- [Task statement]
Look through the records below, and copy out every line that holds the string "Liliane".

** start **

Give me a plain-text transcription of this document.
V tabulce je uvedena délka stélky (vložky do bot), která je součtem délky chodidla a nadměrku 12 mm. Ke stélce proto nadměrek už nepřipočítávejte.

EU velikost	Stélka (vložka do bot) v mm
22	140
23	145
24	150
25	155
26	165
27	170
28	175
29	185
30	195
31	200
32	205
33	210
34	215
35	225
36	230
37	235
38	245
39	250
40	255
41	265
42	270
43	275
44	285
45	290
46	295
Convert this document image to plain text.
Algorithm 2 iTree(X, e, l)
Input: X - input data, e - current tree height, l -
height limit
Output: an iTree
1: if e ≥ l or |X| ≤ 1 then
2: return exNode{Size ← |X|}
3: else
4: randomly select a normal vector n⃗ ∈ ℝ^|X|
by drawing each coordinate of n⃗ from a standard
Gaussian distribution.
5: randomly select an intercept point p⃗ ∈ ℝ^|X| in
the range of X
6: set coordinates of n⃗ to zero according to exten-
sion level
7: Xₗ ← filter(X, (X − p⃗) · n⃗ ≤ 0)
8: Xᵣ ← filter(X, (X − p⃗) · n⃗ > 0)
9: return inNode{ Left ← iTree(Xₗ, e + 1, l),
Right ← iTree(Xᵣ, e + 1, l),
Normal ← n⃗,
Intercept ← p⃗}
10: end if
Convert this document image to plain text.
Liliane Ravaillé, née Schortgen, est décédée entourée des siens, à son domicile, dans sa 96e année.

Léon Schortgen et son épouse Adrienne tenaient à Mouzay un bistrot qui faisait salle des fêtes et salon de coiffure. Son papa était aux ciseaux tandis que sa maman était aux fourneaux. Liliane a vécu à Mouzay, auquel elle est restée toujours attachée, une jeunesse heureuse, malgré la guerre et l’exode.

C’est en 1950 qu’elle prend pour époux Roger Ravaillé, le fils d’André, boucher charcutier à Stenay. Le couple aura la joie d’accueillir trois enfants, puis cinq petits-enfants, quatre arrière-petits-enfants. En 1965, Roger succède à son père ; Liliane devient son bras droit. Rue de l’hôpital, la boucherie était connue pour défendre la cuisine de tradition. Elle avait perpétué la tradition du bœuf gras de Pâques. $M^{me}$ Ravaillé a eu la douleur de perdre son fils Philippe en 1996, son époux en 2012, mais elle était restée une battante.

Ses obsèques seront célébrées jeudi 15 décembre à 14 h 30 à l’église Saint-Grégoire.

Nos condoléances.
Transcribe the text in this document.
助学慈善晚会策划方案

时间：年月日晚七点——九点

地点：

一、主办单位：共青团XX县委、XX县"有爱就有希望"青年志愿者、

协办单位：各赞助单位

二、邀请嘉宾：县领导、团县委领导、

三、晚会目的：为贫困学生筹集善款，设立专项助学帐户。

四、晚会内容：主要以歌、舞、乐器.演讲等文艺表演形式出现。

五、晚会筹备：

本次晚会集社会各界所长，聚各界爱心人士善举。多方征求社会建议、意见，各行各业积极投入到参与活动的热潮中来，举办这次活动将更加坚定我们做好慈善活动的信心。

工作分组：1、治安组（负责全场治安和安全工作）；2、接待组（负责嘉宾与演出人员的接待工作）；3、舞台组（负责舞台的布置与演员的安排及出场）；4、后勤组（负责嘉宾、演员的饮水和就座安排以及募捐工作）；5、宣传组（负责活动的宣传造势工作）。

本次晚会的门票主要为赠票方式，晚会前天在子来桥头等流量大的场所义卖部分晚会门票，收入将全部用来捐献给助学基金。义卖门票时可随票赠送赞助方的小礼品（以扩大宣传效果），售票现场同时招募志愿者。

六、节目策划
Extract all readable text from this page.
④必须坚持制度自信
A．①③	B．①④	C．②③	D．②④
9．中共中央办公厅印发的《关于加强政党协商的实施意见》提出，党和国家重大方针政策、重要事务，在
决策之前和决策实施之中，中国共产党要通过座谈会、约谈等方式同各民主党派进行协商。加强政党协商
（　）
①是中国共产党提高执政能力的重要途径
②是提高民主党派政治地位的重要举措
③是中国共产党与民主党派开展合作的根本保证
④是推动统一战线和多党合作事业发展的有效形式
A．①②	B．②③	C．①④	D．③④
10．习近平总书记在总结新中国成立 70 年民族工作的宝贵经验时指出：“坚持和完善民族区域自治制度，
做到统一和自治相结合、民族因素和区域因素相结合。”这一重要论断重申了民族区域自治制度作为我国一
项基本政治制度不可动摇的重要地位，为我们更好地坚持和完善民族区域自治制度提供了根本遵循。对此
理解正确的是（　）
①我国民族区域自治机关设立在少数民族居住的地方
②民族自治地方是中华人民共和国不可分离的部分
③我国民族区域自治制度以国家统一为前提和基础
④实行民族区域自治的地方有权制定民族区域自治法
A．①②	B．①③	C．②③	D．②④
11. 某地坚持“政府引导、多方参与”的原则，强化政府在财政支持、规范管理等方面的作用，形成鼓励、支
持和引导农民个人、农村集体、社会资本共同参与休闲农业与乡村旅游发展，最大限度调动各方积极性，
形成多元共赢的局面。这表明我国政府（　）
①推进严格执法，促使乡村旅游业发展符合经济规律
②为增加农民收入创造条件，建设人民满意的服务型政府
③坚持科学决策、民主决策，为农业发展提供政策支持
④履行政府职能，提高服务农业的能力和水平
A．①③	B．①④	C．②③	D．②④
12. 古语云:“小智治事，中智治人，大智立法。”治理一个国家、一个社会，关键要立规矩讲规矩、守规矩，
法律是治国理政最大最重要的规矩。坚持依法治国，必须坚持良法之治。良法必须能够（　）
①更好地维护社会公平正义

** end **

- [In response]
Liliane Ravaillé, née Schortgen, est décédée entourée des siens, à son domicile, dans sa 96e année.
Léon Schortgen et son épouse Adrienne tenaient à Mouzay un bistrot qui faisait salle des fêtes et salon de coiffure. Son papa était aux ciseaux tandis que sa maman était aux fourneaux. Liliane a vécu à Mouzay, auquel elle est restée toujours attachée, une jeunesse heureuse, malgré la guerre et l’exode.
C’est en 1950 qu’elle prend pour époux Roger Ravaillé, le fils d’André, boucher charcutier à Stenay. Le couple aura la joie d’accueillir trois enfants, puis cinq petits-enfants, quatre arrière-petits-enfants. En 1965, Roger succède à son père ; Liliane devient son bras droit. Rue de l’hôpital, la boucherie était connue pour défendre la cuisine de tradition. Elle avait perpétué la tradition du bœuf gras de Pâques. $M^{me}$ Ravaillé a eu la douleur de perdre son fils Philippe en 1996, son époux en 2012, mais elle était restée une battante.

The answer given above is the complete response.